### Written request
Report how many lines hold the word "title"; answer with the number alone.

═══ Records shown

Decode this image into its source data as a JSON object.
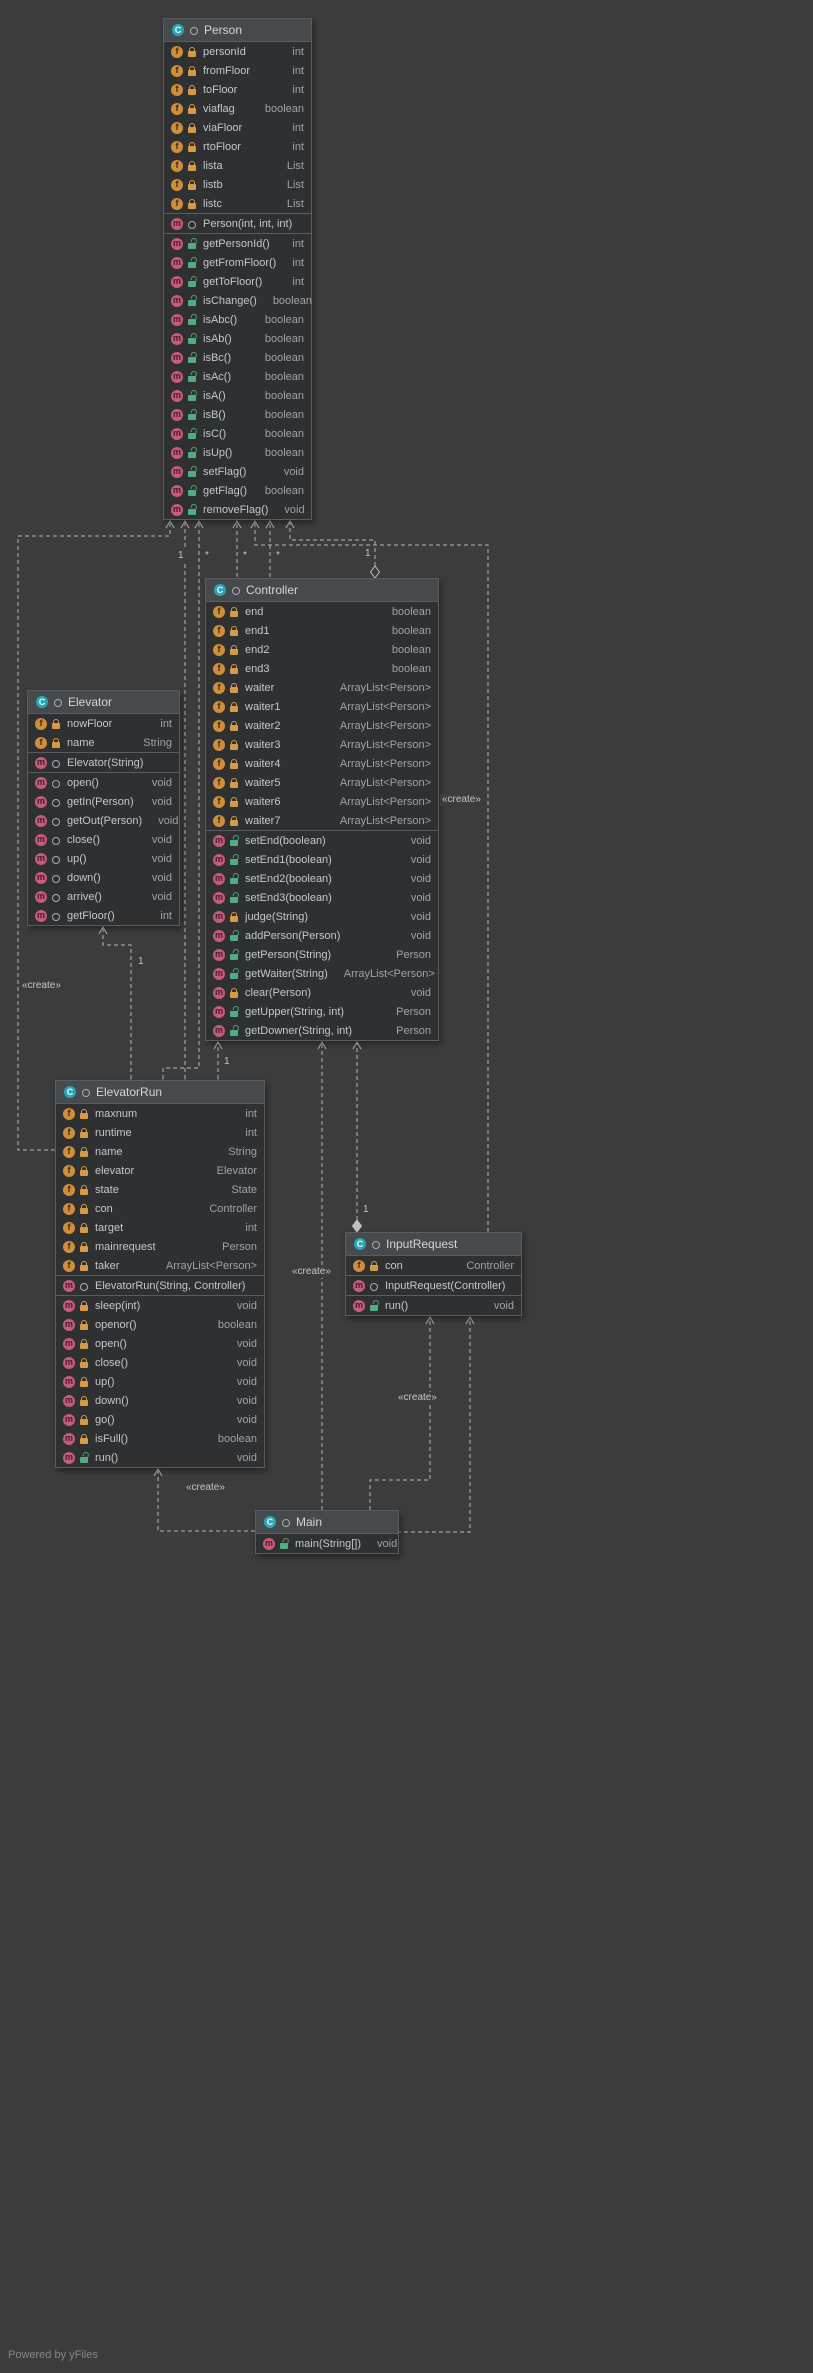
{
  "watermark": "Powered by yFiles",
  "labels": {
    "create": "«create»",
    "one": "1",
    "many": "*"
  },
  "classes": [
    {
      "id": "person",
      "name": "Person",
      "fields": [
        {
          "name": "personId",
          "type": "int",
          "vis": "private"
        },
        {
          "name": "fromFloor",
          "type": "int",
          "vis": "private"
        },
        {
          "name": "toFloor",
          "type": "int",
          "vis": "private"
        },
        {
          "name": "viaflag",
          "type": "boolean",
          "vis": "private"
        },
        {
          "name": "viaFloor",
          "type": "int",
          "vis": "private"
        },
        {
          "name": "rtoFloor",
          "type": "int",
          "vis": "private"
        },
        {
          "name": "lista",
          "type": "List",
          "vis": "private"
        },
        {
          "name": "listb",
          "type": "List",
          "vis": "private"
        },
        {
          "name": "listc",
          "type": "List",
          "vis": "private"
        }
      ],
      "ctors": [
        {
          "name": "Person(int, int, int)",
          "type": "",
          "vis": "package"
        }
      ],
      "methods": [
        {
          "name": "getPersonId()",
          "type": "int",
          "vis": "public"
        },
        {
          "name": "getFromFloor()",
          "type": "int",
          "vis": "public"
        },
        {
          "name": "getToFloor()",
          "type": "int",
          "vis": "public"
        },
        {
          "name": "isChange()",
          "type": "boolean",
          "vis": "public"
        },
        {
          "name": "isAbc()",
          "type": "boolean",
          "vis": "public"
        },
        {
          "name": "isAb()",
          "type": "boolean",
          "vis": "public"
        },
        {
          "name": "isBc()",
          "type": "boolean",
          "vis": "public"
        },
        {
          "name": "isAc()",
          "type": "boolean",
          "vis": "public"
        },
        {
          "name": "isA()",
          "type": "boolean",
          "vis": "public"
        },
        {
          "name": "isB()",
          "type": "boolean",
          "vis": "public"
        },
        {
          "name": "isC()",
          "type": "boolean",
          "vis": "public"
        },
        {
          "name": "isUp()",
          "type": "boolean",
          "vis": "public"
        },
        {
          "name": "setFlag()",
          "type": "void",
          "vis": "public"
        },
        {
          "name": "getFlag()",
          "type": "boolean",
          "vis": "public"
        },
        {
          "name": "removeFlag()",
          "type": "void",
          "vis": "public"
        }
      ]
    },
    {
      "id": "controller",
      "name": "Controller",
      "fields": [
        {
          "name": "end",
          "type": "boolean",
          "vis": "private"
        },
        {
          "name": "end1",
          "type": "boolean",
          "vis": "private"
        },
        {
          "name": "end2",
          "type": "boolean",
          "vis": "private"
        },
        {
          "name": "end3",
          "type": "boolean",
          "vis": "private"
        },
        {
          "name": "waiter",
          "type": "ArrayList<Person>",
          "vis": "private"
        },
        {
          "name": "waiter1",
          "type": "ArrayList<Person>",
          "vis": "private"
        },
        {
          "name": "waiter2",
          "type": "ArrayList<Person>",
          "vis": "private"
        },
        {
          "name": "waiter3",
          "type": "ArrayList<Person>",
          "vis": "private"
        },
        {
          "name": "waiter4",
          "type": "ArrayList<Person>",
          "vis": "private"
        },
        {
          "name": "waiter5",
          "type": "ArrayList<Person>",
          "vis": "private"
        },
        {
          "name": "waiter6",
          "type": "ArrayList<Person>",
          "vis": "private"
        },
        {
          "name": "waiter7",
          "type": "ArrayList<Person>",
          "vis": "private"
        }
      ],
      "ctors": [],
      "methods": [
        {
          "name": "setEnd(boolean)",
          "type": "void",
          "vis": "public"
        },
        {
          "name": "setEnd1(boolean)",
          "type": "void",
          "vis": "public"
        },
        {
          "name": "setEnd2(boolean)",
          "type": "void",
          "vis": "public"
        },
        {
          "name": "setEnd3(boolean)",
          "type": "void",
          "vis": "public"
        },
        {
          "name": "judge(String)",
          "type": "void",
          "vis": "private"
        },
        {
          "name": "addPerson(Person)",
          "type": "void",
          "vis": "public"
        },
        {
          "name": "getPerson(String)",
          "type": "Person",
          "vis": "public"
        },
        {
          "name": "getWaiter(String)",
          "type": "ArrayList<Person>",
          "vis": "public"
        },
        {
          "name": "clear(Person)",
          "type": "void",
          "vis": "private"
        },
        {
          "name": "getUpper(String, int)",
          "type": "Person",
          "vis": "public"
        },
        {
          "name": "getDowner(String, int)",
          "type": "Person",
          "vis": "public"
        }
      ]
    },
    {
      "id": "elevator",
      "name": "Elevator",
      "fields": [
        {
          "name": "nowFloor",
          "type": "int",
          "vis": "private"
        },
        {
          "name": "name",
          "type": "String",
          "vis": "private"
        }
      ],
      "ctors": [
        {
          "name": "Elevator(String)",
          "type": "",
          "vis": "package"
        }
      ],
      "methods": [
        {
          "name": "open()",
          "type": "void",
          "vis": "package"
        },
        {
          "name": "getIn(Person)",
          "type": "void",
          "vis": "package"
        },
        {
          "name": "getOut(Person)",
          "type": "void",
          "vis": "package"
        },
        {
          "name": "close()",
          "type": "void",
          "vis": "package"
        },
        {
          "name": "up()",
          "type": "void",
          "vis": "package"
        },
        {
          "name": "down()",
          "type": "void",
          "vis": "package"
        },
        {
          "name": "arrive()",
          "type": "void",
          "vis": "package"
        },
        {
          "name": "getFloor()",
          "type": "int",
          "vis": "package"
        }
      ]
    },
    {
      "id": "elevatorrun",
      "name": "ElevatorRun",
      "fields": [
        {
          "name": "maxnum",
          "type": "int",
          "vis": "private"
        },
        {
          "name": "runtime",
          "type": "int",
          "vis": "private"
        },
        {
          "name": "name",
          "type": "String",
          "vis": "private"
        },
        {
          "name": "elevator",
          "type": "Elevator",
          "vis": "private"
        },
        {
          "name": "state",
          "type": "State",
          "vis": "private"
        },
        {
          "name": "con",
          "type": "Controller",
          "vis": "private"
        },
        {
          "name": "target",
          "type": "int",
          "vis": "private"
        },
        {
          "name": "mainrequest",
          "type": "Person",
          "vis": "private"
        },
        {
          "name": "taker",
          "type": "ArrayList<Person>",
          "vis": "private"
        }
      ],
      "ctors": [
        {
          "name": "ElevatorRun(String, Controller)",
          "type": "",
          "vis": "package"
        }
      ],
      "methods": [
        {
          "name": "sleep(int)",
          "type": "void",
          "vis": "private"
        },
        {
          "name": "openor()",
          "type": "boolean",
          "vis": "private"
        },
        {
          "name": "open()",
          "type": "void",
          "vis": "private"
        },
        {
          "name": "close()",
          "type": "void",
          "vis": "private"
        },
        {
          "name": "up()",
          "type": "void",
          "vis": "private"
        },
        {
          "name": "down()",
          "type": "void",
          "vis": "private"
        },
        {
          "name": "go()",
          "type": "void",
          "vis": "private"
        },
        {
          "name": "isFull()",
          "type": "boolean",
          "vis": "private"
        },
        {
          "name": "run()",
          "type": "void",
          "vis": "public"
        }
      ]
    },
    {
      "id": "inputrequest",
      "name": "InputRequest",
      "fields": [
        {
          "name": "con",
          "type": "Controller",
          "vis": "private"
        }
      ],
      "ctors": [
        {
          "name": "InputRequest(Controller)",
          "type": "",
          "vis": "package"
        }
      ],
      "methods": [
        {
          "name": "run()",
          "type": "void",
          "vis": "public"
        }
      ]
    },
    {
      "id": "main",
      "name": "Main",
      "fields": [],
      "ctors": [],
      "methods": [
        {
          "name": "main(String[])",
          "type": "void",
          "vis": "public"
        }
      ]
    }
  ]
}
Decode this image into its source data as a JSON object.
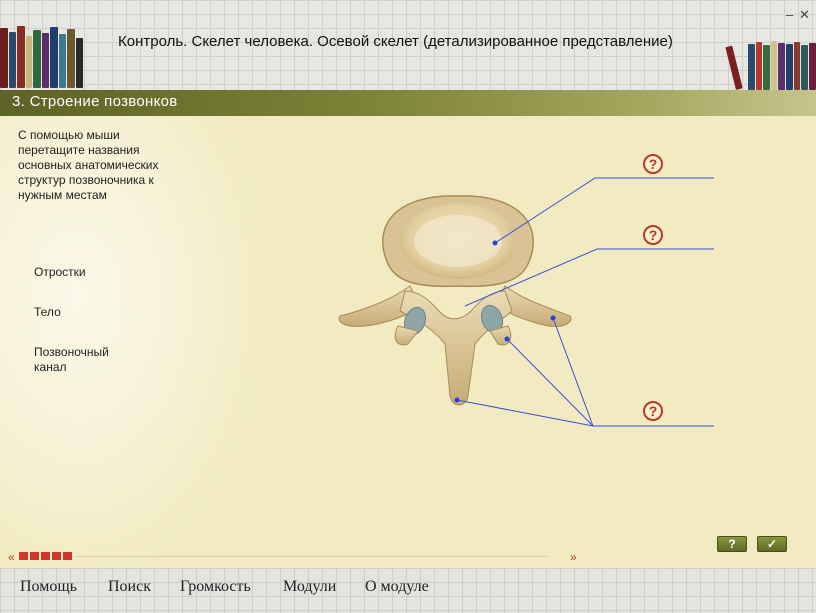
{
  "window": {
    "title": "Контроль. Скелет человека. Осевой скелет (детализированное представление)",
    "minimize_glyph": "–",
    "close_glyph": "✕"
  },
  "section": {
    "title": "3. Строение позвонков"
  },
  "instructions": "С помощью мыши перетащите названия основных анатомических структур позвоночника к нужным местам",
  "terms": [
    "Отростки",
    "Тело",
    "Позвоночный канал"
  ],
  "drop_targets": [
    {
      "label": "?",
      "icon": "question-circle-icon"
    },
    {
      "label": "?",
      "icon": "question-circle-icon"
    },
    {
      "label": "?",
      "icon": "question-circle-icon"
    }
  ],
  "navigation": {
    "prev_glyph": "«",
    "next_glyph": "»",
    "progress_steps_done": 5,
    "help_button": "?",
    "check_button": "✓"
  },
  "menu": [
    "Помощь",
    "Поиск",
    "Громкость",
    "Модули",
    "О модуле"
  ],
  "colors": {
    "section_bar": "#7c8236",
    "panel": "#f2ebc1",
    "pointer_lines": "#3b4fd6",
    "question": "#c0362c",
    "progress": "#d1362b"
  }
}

══════

### Reply
2